_Information supplied_

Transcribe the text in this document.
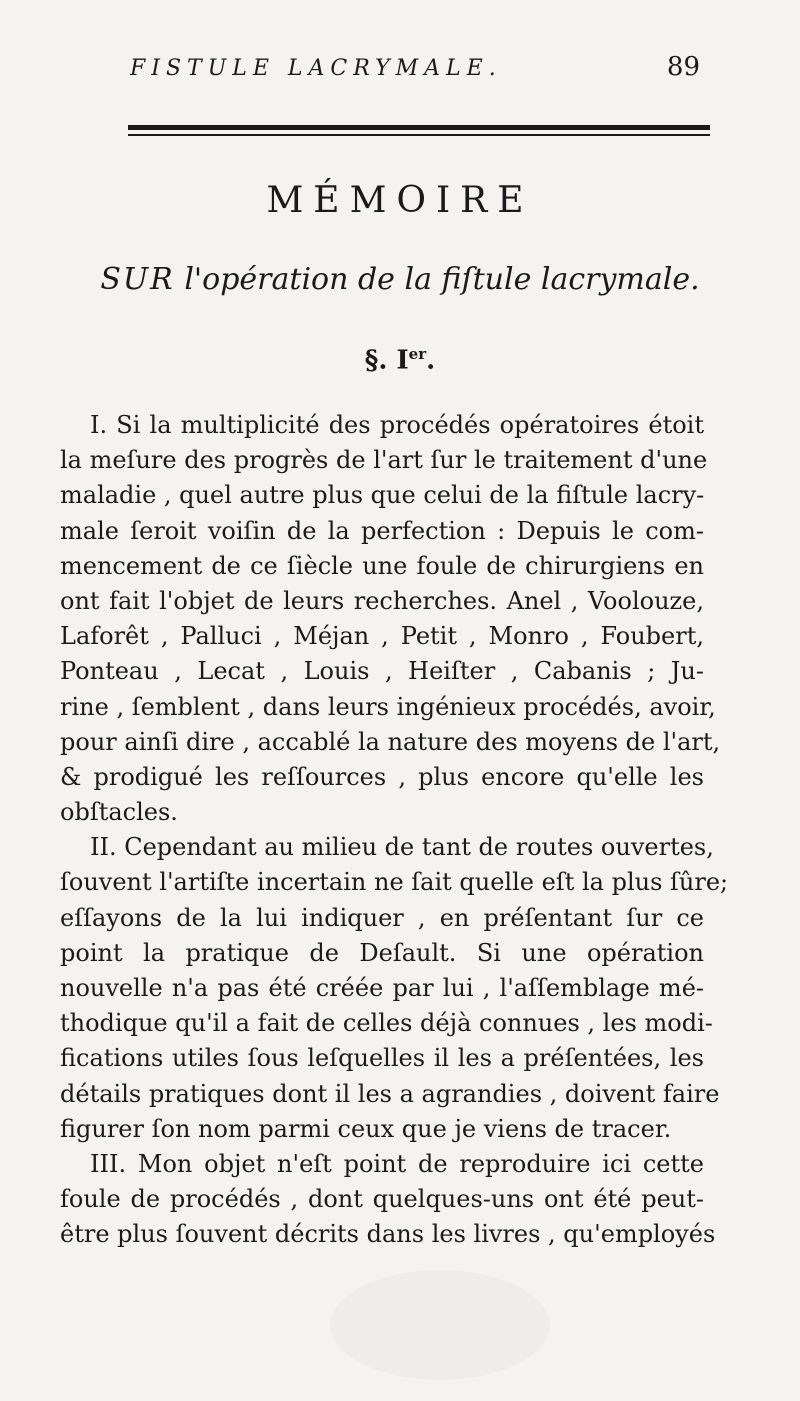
FISTULE LACRYMALE.	89
MÉMOIRE
SUR l'opération de la fiſtule lacrymale.
§. Ier.
I. Si la multiplicité des procédés opératoires étoit
la meſure des progrès de l'art ſur le traitement d'une
maladie , quel autre plus que celui de la fiſtule lacry-
male ſeroit voiſin de la perfection : Depuis le com-
mencement de ce ſiècle une foule de chirurgiens en
ont fait l'objet de leurs recherches. Anel , Voolouze,
Laforêt , Palluci , Méjan , Petit , Monro , Foubert,
Ponteau , Lecat , Louis , Heiſter , Cabanis ; Ju-
rine , ſemblent , dans leurs ingénieux procédés, avoir,
pour ainſi dire , accablé la nature des moyens de l'art,
& prodigué les reſſources , plus encore qu'elle les
obſtacles.
II. Cependant au milieu de tant de routes ouvertes,
ſouvent l'artiſte incertain ne ſait quelle eſt la plus ſûre;
eſſayons de la lui indiquer , en préſentant ſur ce
point la pratique de Deſault. Si une opération
nouvelle n'a pas été créée par lui , l'aſſemblage mé-
thodique qu'il a fait de celles déjà connues , les modi-
fications utiles ſous leſquelles il les a préſentées, les
détails pratiques dont il les a agrandies , doivent faire
figurer ſon nom parmi ceux que je viens de tracer.
III. Mon objet n'eſt point de reproduire ici cette
foule de procédés , dont quelques-uns ont été peut-
être plus ſouvent décrits dans les livres , qu'employés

_Written problem_
Print out the whole of the material word for word, without pictures.

_The completed task_
Transcribe the text in this document.
FISTULE LACRYMALE.	89
MÉMOIRE
SUR l'opération de la fiſtule lacrymale.
§. Ier.
I. Si la multiplicité des procédés opératoires étoit
la meſure des progrès de l'art ſur le traitement d'une
maladie , quel autre plus que celui de la fiſtule lacry-
male ſeroit voiſin de la perfection : Depuis le com-
mencement de ce ſiècle une foule de chirurgiens en
ont fait l'objet de leurs recherches. Anel , Voolouze,
Laforêt , Palluci , Méjan , Petit , Monro , Foubert,
Ponteau , Lecat , Louis , Heiſter , Cabanis ; Ju-
rine , ſemblent , dans leurs ingénieux procédés, avoir,
pour ainſi dire , accablé la nature des moyens de l'art,
& prodigué les reſſources , plus encore qu'elle les
obſtacles.
II. Cependant au milieu de tant de routes ouvertes,
ſouvent l'artiſte incertain ne ſait quelle eſt la plus ſûre;
eſſayons de la lui indiquer , en préſentant ſur ce
point la pratique de Deſault. Si une opération
nouvelle n'a pas été créée par lui , l'aſſemblage mé-
thodique qu'il a fait de celles déjà connues , les modi-
fications utiles ſous leſquelles il les a préſentées, les
détails pratiques dont il les a agrandies , doivent faire
figurer ſon nom parmi ceux que je viens de tracer.
III. Mon objet n'eſt point de reproduire ici cette
foule de procédés , dont quelques-uns ont été peut-
être plus ſouvent décrits dans les livres , qu'employés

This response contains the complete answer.